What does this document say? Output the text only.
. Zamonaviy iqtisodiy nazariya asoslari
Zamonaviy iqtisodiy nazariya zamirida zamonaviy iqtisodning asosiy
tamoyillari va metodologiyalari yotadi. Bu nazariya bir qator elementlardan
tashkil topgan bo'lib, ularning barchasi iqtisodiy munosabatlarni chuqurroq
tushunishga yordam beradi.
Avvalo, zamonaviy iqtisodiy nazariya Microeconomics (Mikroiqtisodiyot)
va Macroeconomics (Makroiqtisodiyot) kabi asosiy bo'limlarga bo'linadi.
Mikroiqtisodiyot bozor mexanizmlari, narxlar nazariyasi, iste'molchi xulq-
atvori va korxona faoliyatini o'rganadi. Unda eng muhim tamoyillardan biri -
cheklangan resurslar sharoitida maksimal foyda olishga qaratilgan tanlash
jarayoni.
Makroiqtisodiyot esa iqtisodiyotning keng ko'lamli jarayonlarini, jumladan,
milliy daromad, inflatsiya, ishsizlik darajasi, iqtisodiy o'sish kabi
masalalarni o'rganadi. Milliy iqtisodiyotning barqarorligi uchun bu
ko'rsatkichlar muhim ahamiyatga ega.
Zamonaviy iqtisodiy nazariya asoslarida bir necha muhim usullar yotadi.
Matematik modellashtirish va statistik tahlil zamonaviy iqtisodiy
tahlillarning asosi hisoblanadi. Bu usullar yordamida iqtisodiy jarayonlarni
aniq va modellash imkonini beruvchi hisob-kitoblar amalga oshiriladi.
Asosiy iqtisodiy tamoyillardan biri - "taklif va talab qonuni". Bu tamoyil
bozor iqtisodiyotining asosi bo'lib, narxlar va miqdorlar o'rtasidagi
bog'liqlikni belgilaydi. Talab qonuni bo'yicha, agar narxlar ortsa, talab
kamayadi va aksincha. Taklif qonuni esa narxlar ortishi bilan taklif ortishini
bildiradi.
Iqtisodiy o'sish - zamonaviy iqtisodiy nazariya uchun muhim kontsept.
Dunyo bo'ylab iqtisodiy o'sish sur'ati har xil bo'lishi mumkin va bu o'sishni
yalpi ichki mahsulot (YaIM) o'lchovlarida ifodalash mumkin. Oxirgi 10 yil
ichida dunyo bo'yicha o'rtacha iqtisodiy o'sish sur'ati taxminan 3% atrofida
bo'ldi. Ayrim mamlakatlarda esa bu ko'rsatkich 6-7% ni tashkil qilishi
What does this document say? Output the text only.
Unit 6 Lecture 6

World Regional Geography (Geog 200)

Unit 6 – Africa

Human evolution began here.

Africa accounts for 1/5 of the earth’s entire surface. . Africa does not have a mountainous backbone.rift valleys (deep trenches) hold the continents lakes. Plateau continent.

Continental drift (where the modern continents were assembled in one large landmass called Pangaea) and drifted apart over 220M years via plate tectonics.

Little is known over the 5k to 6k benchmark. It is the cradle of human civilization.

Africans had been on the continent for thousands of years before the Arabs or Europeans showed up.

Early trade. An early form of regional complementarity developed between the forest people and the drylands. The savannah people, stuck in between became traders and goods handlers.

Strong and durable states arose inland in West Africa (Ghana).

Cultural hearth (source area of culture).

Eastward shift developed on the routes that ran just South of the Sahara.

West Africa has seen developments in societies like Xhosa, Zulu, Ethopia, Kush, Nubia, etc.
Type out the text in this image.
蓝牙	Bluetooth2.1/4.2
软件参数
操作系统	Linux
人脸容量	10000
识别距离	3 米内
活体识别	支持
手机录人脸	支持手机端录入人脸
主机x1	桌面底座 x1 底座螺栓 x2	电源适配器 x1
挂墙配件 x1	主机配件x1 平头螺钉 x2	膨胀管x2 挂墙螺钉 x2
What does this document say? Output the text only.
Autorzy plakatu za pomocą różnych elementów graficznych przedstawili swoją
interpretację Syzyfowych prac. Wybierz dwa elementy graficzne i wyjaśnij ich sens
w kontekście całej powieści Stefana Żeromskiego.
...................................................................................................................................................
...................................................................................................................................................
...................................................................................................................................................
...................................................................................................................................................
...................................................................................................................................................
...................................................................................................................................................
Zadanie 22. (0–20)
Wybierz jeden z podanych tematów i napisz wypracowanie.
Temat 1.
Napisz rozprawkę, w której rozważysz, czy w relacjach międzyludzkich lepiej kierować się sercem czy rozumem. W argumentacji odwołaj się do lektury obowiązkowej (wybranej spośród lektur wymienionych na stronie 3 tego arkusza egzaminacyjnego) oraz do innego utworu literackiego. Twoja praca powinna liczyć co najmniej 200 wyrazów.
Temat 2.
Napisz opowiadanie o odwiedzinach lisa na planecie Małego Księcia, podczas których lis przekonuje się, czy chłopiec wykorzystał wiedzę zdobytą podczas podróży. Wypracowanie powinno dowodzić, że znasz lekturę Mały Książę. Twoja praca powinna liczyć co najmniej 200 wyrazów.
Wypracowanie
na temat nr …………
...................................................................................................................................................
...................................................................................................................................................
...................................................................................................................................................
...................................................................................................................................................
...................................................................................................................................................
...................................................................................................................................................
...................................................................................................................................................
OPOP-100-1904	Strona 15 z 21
━━━━━━━━━━
# Exercise prompt
Read through the data and copy every line where "qonuni" shows up.

# Output of the task
Asosiy iqtisodiy tamoyillardan biri - "taklif va talab qonuni". Bu tamoyil
bog'liqlikni belgilaydi. Talab qonuni bo'yicha, agar narxlar ortsa, talab
kamayadi va aksincha. Taklif qonuni esa narxlar ortishi bilan taklif ortishini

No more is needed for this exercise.